**Given instruction:** Identify the lines that contain the string "data", then copy each of them.
[start of Materials provided]
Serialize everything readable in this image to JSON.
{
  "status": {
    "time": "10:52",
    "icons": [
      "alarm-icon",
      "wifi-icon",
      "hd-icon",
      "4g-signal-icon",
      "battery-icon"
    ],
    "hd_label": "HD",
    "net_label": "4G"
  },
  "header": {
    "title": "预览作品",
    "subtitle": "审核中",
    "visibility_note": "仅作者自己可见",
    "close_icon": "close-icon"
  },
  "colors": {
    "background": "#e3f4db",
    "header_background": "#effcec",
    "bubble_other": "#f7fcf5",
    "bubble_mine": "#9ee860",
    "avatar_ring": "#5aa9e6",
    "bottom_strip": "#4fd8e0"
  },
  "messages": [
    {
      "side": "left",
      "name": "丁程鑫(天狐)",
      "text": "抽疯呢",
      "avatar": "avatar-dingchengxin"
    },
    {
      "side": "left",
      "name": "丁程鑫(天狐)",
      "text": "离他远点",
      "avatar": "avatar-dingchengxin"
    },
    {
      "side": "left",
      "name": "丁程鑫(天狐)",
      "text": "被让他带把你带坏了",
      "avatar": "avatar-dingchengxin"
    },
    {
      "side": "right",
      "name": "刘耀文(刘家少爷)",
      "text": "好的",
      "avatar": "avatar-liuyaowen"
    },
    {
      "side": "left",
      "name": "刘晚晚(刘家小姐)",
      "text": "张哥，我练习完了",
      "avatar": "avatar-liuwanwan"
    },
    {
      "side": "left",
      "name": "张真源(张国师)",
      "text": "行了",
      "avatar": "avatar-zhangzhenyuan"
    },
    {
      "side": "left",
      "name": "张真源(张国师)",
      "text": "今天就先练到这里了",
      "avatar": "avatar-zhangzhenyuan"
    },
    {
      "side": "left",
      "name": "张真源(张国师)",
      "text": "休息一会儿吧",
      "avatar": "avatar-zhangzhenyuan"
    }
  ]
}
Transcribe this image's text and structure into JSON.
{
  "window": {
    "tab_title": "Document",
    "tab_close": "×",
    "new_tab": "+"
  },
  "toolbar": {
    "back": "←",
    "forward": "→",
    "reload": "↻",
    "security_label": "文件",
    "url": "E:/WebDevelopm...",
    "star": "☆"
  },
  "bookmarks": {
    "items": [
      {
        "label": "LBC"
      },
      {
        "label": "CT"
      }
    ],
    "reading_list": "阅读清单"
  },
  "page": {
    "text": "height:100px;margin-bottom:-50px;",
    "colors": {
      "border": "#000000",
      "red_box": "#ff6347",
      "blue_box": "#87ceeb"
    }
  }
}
[end of Materials provided]
[start of Materials provided]
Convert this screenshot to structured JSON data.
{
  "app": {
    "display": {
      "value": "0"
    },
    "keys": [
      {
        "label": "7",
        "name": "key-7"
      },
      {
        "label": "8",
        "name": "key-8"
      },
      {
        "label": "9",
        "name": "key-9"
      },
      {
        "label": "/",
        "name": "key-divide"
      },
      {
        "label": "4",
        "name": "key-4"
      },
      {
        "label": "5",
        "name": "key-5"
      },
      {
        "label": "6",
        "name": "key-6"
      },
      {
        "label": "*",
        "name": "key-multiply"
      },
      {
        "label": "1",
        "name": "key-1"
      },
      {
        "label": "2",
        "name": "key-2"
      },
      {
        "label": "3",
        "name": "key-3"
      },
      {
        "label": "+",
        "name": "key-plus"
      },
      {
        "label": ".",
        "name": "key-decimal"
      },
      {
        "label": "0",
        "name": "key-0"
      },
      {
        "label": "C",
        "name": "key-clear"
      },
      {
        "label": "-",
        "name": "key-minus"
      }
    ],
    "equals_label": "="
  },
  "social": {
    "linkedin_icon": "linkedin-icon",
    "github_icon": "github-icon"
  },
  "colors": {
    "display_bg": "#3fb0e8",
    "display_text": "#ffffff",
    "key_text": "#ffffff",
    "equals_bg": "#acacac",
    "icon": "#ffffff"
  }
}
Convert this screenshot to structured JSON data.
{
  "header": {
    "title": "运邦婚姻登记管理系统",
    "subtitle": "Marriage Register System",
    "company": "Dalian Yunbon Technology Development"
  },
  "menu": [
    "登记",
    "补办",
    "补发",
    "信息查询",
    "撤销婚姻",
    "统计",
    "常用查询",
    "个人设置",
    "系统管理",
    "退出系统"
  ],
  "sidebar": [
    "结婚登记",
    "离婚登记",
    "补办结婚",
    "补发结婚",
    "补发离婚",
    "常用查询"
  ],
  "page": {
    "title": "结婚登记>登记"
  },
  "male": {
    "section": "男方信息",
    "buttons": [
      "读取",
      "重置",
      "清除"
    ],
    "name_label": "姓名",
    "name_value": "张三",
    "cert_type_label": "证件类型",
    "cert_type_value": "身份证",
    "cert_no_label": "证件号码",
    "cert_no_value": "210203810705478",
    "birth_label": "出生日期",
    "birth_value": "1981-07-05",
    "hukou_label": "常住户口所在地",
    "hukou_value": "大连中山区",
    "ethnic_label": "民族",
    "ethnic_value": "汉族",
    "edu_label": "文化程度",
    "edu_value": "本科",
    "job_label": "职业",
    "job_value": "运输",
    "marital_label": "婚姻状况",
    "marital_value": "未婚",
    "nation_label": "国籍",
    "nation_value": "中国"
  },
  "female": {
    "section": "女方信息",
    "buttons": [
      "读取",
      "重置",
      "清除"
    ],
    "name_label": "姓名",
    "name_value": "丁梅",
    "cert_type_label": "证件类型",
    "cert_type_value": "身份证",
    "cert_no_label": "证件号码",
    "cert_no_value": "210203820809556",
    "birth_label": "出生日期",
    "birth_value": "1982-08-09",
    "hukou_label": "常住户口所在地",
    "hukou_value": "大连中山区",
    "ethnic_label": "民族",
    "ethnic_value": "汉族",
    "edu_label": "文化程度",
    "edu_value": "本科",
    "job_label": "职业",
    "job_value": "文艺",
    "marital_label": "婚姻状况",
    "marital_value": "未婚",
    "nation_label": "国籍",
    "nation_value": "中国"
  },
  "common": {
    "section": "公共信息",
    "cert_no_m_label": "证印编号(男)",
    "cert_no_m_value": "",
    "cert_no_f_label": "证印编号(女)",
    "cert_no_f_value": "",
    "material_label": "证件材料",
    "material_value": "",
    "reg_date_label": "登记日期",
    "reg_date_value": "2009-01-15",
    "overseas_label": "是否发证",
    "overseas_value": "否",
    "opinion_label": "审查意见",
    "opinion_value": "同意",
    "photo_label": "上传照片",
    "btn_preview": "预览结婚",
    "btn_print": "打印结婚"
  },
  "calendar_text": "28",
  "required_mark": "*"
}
[end of Materials provided]
[start of Materials provided]
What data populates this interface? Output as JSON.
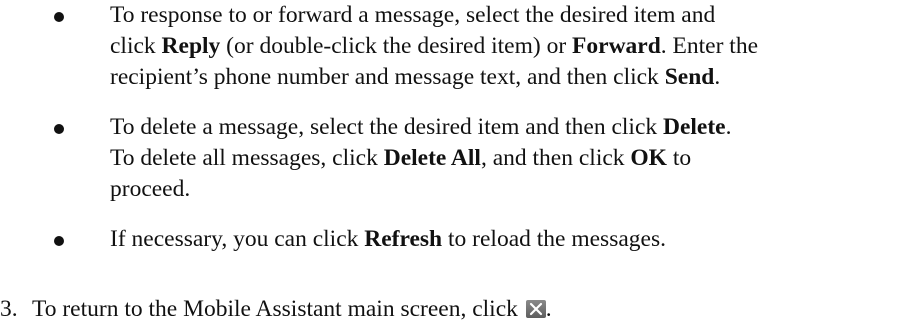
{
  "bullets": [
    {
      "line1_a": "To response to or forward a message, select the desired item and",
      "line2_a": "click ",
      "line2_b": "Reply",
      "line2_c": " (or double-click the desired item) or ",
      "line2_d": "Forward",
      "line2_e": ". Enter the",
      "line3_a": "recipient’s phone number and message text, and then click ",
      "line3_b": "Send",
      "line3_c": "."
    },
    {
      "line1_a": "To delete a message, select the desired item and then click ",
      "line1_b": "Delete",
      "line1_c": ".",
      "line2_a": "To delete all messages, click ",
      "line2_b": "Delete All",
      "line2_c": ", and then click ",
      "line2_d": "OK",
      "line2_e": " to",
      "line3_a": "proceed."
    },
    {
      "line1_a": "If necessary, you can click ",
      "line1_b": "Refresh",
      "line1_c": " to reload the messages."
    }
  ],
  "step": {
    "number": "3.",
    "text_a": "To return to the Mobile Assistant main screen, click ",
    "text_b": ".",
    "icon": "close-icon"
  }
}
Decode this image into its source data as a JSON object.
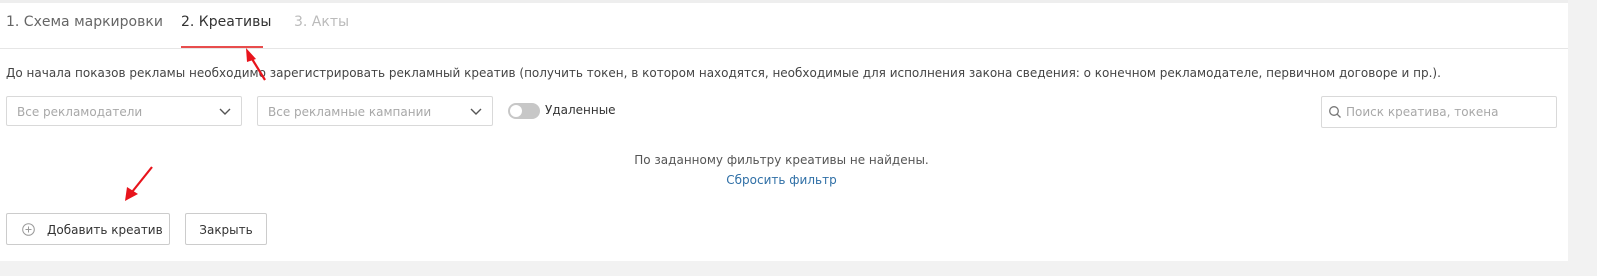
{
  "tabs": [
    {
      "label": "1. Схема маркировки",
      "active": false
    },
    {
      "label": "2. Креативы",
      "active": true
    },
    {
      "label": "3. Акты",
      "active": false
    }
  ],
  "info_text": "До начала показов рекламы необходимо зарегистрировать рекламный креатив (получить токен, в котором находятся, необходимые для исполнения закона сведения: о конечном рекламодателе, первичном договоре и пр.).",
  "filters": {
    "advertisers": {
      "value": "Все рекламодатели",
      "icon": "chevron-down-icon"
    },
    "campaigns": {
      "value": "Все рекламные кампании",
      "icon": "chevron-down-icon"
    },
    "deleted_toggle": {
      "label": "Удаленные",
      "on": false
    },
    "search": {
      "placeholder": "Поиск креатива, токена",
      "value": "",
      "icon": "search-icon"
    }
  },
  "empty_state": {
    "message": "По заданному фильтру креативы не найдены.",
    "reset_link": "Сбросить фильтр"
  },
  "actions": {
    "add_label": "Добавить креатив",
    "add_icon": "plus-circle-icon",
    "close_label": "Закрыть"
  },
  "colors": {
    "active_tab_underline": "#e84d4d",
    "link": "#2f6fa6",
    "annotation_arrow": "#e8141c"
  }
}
[end of Materials provided]
**Correct output:**
Convert this screenshot to structured JSON data.
Convert this screenshot to structured JSON data.
What data populates this interface? Output as JSON.
Decode this image into its source data as a JSON object.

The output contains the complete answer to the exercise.